## Exercise directions
Continue the blog post about the world-building panel at the "Queer Company" meeting, picking up right after its final sentence.

## Excerpted passage
________

Last weekend, I was at Manifold Press’s “Queer Company” meeting in Oxford, a gathering of (mainly) UK based writers and readers. For my sins, the lovely Elin Gregory and Sandra Lindsey pulled me into doing a panel about, essentially, world-building.
We focused it around “sense of place”. How does an author create the look, sound, taste and feel of the place in which their MC is playing out his or her story, make it authentic and pull the reader in so they almost feel they’re there too? How do we make the reader *believe* in the world created, rather than merely suspend their disbelief? By following the advice of the great Tolkien in On Fairy-Stories, of course, where he says that in order for the narrative to work, the reader must believe that what they read is true within the ‘secondary reality of the fictional world’. Create an internally consistent fictional world and belief is possible.
Both Sandra and Elin write historical fiction, so I left it to them to talk about how to create a believable, realistic historical (and contemporary) setting. My only contribution to that is, of course, The Gilded Scarab, my steampunk romance set in an alternate version of London powered by phlogiston and luminiferous aether. But even there, I worked hard to get a sense of the real London’s time and place: the buildings and streets are London’s buildings and streets (see Rafe Lancaster’s Londinium here), real people such as gunsmith Athol Purdey make brief appearances, even the racehorses mentioned actually ran at racecourses in 1900.

________

Raw records
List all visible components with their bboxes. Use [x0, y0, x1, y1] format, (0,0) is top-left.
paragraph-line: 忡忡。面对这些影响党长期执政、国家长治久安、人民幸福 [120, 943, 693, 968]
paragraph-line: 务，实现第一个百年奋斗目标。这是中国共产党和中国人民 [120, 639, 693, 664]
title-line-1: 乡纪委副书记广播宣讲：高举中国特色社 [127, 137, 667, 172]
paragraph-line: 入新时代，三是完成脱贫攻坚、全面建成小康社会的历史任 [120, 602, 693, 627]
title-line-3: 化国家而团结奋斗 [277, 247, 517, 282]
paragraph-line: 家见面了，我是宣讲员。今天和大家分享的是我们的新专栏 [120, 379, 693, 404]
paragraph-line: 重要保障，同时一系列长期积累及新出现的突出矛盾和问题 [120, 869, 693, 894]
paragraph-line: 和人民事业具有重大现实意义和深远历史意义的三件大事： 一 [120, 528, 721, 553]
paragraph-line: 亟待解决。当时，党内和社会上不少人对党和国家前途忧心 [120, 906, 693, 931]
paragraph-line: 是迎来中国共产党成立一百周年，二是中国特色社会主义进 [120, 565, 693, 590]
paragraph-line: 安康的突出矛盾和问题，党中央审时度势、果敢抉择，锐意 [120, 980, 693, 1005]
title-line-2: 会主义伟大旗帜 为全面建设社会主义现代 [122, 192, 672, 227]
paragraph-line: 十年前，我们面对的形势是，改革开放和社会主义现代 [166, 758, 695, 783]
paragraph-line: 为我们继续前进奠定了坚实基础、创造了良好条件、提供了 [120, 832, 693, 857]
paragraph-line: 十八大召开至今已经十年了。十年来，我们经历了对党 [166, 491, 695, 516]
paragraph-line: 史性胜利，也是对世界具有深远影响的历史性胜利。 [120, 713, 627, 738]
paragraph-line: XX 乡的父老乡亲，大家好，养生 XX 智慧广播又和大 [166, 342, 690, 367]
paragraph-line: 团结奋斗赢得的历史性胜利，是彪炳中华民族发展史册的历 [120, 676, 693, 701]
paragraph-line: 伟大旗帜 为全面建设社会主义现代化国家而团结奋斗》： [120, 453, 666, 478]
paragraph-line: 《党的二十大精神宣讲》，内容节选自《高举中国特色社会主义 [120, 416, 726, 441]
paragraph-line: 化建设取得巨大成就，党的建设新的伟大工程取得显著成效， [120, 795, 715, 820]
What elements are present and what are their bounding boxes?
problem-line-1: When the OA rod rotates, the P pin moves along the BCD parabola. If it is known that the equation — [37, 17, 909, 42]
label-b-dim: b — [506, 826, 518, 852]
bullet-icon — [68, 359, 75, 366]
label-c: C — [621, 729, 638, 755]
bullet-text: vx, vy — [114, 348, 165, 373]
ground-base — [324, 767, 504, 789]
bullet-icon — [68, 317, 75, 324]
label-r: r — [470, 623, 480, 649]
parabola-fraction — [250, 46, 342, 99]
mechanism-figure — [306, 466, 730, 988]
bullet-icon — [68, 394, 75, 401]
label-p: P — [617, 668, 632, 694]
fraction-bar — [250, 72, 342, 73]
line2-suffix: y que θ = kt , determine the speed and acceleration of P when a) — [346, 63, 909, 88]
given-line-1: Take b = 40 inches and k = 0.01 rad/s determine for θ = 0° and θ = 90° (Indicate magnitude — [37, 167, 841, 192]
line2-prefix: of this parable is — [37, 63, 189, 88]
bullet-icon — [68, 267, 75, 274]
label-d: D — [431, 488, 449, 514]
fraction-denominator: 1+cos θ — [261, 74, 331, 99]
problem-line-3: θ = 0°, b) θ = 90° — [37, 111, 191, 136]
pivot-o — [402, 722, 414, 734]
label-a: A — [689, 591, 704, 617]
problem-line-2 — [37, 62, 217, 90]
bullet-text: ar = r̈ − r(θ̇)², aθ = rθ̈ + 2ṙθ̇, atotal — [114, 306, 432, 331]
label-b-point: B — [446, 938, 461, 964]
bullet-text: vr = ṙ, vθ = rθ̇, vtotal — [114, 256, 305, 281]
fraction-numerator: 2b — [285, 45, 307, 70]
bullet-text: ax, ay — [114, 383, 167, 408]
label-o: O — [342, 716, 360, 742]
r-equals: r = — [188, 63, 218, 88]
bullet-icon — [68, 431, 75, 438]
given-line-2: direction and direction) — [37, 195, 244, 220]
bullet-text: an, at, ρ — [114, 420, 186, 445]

________

## Exercise output
My main focus was on worlds a writer creates themselves. I love writing science fiction. Love it. oh! The freedom! The worlds, the culture and society, the government, the geography and the weather are all entirely up to me. I can make this shit up. And equally liberating: I can twist the details to suit the story. I’ve used this example before, but really how delightful is it that I can write nonsense like this in my background notes:
On the ground, a Shield warrior has his or her Shield suit: close-fitting, black, heat reflecting material threaded through with wiring (masking circuitry) powered by a flat battery pack across the shoulders and upper back. It produces a form of interferomatic dispersion that modulates to scatter radar and infra red/ultra violet sensors – a layer of energy distortion creating a refractive, reflective shield (in a play on the Regiment’s name).
It sounds scientific enough, doesn’t it? Sci-fi-ish. It has a basis in fact. In my research for Shield, I came across something called ‘interferometry’ (the technique of combining and superimposing electromagnetic waves to study displacements, refractive index changes and surface irregularities). Total lightbulb moment. Obviously I’d have to twist it and warp it, but as a scientific basis for a protective suit, it passed my sniff test. All right, I have a dreadful sense of smell and a real scientist would die laughing if they read that paragraph, but a little bit of me is with Sir Arthur Conan Doyle here: “It has always seemed to me that so long as you produce your dramatic effect, accuracy of detail matters little. I have never striven for it and I have made some bad mistakes in consequence. What matter if I hold my readers?”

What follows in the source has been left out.